→ Excerto do texto
::::

Hilal foi capturado por uma unidade das Forças de Apoio Rápido, liderada por outros membros dos Reizegat. "É o início dos combates internos, é apenas o começo”, alerta Ahmed Adam, investigador da Universidade de Londres. "Sem dúvida, a detenção de Hilal terá impacto na segurança e estabilidade do Darfur”, acrescenta.
Do combate aos rebeldes ao conflito interno
No início do conflito na região, em 2003, as milícias árabes lutaram ao lado das forças do Governo contra os rebeldes das minorias étnicas. Na altura, Musa Hilal liderava a milícia árabe Janjaweed, aliada do Governo – homens armados montados a cavalo que percorreram o Darfur pilhando aldeias e combatendo rebeldes que tinham pegado em armas contra o Governo de maioria árabe de Cartum, acusando as autoridades de marginalização política e económica.
Dados das Nações Unidas apontam para centenas de milhares de mortos e 2.5 milhões de desaparecidos. As Forças de Apoio Rápido foram também usadas para reprimir os rebeldes numa brutal operação contra os insurgentes lançada por Omar al-Bashir. Em 2007, as Nações Unidas e a União Africana enviaram uma força conjunta para o Darfur com o objetivo de estabelecer a paz nesta região sudanesa.
"A anterior dinâmica no Darfur era de violência entre milícias e grupos rebeldes do Darfur. Agora, o maior perigo é a violência entre as milícias árabes”, sublinha Magnur Taylor.
Sanções internacionais
Hilal está proibido de viajar pelas Nações Unidas e o seu nome surge numa lista de pessoas sancionadas por "atrocidades contra direitos humanos” durante os primeiros anos do conflito. O próprio chefe de Estado sudanês é acusado de genocídio e crimes de guerra pelo Tribunal Penal Internacional, embora negue todas as acusações.
A actuação de Cartum contra as minorias étnicas rebeldes foi também um factor decisivo para a manutenção do embargo comercial imposto por Washington ao Sudão em 1997. A 12 de outubro, os Estados Unidos levantaram o embargo, justificando a decisão com uma queda generalizada da violência no Darfur desde o ano passado.
Cartum insiste que o conflito terminou e lançou uma campanha para desarmar as milícias que operam no Darfur. Mas os analistas afirmam que o desarmamento visa sobretudo enfraquecer Hilal – que, de acordo com um relatório da ONU, controla várias minas de ouro no Darfur – depois de divergências com Cartum.

::::

→ Registos extraídos
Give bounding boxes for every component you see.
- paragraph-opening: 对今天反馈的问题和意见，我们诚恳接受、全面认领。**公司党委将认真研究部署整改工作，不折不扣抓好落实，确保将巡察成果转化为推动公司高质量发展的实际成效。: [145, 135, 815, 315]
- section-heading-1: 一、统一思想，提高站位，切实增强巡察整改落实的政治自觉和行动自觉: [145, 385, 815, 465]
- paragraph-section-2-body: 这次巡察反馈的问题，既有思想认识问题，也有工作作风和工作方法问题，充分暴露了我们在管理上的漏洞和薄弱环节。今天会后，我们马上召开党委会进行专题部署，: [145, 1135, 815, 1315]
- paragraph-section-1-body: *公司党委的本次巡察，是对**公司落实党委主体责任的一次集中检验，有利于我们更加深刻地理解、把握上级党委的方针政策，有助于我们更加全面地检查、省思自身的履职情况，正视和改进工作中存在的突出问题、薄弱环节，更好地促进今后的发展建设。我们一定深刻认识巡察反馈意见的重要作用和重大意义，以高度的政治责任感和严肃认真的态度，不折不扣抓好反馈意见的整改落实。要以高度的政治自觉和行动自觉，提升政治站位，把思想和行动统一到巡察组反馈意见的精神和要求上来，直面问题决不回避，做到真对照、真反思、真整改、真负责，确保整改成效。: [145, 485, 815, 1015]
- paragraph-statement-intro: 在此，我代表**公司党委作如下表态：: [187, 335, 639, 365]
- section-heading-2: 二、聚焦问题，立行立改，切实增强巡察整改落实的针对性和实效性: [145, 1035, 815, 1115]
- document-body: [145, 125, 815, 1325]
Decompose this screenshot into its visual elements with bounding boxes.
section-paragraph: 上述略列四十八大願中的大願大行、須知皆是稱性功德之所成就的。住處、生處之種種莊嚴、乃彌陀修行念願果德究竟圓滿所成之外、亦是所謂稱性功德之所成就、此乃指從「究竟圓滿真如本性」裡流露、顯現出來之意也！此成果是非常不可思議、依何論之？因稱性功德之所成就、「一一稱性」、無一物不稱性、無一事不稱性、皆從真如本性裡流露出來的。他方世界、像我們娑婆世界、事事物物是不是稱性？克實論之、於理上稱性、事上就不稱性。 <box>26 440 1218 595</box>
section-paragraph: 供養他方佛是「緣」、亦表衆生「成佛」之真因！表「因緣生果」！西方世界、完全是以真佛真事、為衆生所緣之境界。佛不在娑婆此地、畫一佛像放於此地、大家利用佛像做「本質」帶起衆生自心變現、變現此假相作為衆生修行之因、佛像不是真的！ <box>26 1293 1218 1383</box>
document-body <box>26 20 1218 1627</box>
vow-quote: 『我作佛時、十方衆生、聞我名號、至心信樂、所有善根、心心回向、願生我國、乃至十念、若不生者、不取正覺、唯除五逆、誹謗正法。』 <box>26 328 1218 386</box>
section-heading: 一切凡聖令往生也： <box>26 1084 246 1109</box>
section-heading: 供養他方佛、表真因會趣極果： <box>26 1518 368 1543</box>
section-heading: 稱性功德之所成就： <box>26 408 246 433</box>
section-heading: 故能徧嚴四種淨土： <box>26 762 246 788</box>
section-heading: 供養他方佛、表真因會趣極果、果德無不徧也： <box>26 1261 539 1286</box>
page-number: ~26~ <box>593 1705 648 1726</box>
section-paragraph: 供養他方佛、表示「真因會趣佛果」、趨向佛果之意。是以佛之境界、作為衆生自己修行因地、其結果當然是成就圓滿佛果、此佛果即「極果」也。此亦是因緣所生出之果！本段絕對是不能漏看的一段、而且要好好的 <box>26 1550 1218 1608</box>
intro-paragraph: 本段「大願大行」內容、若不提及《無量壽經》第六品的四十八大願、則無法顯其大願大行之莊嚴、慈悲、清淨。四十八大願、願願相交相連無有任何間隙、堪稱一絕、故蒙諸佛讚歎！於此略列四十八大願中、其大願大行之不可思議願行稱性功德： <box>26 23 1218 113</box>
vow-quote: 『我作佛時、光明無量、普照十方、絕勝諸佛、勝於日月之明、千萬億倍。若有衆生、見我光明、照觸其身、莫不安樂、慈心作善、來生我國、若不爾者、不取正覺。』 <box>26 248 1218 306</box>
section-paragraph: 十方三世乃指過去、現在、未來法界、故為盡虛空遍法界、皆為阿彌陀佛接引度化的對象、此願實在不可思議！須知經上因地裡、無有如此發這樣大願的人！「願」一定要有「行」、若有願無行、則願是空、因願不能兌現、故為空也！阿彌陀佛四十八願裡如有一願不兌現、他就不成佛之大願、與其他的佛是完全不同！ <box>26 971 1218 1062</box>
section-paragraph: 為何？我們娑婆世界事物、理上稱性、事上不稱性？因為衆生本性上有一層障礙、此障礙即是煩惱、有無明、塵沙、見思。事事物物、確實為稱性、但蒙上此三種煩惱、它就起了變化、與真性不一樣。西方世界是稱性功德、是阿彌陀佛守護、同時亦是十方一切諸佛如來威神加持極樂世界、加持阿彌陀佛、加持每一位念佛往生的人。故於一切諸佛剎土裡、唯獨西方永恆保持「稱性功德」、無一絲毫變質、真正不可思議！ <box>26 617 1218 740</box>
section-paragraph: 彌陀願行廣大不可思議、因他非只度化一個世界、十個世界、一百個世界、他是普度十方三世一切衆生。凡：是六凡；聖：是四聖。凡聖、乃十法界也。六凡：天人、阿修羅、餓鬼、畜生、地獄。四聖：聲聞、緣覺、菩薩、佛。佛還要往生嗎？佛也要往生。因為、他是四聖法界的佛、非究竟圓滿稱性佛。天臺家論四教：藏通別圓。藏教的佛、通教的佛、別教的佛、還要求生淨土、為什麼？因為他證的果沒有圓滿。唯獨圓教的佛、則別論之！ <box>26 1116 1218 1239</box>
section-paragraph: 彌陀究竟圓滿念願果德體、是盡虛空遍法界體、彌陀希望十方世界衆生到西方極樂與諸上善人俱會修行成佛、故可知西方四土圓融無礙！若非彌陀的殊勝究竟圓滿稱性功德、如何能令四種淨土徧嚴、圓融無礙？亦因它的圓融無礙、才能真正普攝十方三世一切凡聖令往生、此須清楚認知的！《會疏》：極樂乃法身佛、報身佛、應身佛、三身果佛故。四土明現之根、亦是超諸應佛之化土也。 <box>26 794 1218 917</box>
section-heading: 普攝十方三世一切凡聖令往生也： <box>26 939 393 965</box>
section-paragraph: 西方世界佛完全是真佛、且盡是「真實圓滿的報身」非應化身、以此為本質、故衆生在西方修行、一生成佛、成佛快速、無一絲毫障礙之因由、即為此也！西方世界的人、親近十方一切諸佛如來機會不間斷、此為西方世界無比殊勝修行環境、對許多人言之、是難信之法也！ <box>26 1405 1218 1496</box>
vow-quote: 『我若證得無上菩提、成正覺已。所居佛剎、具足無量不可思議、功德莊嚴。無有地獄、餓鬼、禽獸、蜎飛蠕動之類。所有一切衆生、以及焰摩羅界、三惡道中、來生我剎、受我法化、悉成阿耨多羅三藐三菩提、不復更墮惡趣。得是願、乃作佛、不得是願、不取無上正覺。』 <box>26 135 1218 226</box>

::::

→ Questões e tarefas
**a)** Responda, com base no excerto sobre o Darfur:
(i) Em que ano as Nações Unidas e a União Africana enviaram uma força conjunta para o Darfur?
(ii) Em que ano foi imposto o embargo comercial de Washington ao Sudão?
(iii) Que milícia árabe liderava Musa Hilal no início do conflito?
**b)** Por favor, atualize a listagem desde o seu início até à linha que contém "section-heading: 供養他方佛、表真因會趣極果、果德無不徧也： <box>26", inclusive, trocando "section-paragraph" por "body-paragraph" e mantendo tudo o resto inalterado. Devolva apenas essas linhas.

→ Lista de soluções
**a)**
(i) Em 2007.
(ii) Em 1997.
(iii) A milícia Janjaweed.

**b)**
Give bounding boxes for every component you see.
- paragraph-opening: 对今天反馈的问题和意见，我们诚恳接受、全面认领。**公司党委将认真研究部署整改工作，不折不扣抓好落实，确保将巡察成果转化为推动公司高质量发展的实际成效。: [145, 135, 815, 315]
- section-heading-1: 一、统一思想，提高站位，切实增强巡察整改落实的政治自觉和行动自觉: [145, 385, 815, 465]
- paragraph-section-2-body: 这次巡察反馈的问题，既有思想认识问题，也有工作作风和工作方法问题，充分暴露了我们在管理上的漏洞和薄弱环节。今天会后，我们马上召开党委会进行专题部署，: [145, 1135, 815, 1315]
- paragraph-section-1-body: *公司党委的本次巡察，是对**公司落实党委主体责任的一次集中检验，有利于我们更加深刻地理解、把握上级党委的方针政策，有助于我们更加全面地检查、省思自身的履职情况，正视和改进工作中存在的突出问题、薄弱环节，更好地促进今后的发展建设。我们一定深刻认识巡察反馈意见的重要作用和重大意义，以高度的政治责任感和严肃认真的态度，不折不扣抓好反馈意见的整改落实。要以高度的政治自觉和行动自觉，提升政治站位，把思想和行动统一到巡察组反馈意见的精神和要求上来，直面问题决不回避，做到真对照、真反思、真整改、真负责，确保整改成效。: [145, 485, 815, 1015]
- paragraph-statement-intro: 在此，我代表**公司党委作如下表态：: [187, 335, 639, 365]
- section-heading-2: 二、聚焦问题，立行立改，切实增强巡察整改落实的针对性和实效性: [145, 1035, 815, 1115]
- document-body: [145, 125, 815, 1325]
Decompose this screenshot into its visual elements with bounding boxes.
body-paragraph: 上述略列四十八大願中的大願大行、須知皆是稱性功德之所成就的。住處、生處之種種莊嚴、乃彌陀修行念願果德究竟圓滿所成之外、亦是所謂稱性功德之所成就、此乃指從「究竟圓滿真如本性」裡流露、顯現出來之意也！此成果是非常不可思議、依何論之？因稱性功德之所成就、「一一稱性」、無一物不稱性、無一事不稱性、皆從真如本性裡流露出來的。他方世界、像我們娑婆世界、事事物物是不是稱性？克實論之、於理上稱性、事上就不稱性。 <box>26 440 1218 595</box>
body-paragraph: 供養他方佛是「緣」、亦表衆生「成佛」之真因！表「因緣生果」！西方世界、完全是以真佛真事、為衆生所緣之境界。佛不在娑婆此地、畫一佛像放於此地、大家利用佛像做「本質」帶起衆生自心變現、變現此假相作為衆生修行之因、佛像不是真的！ <box>26 1293 1218 1383</box>
document-body <box>26 20 1218 1627</box>
vow-quote: 『我作佛時、十方衆生、聞我名號、至心信樂、所有善根、心心回向、願生我國、乃至十念、若不生者、不取正覺、唯除五逆、誹謗正法。』 <box>26 328 1218 386</box>
section-heading: 一切凡聖令往生也： <box>26 1084 246 1109</box>
section-heading: 供養他方佛、表真因會趣極果： <box>26 1518 368 1543</box>
section-heading: 稱性功德之所成就： <box>26 408 246 433</box>
section-heading: 故能徧嚴四種淨土： <box>26 762 246 788</box>
section-heading: 供養他方佛、表真因會趣極果、果德無不徧也： <box>26 1261 539 1286</box>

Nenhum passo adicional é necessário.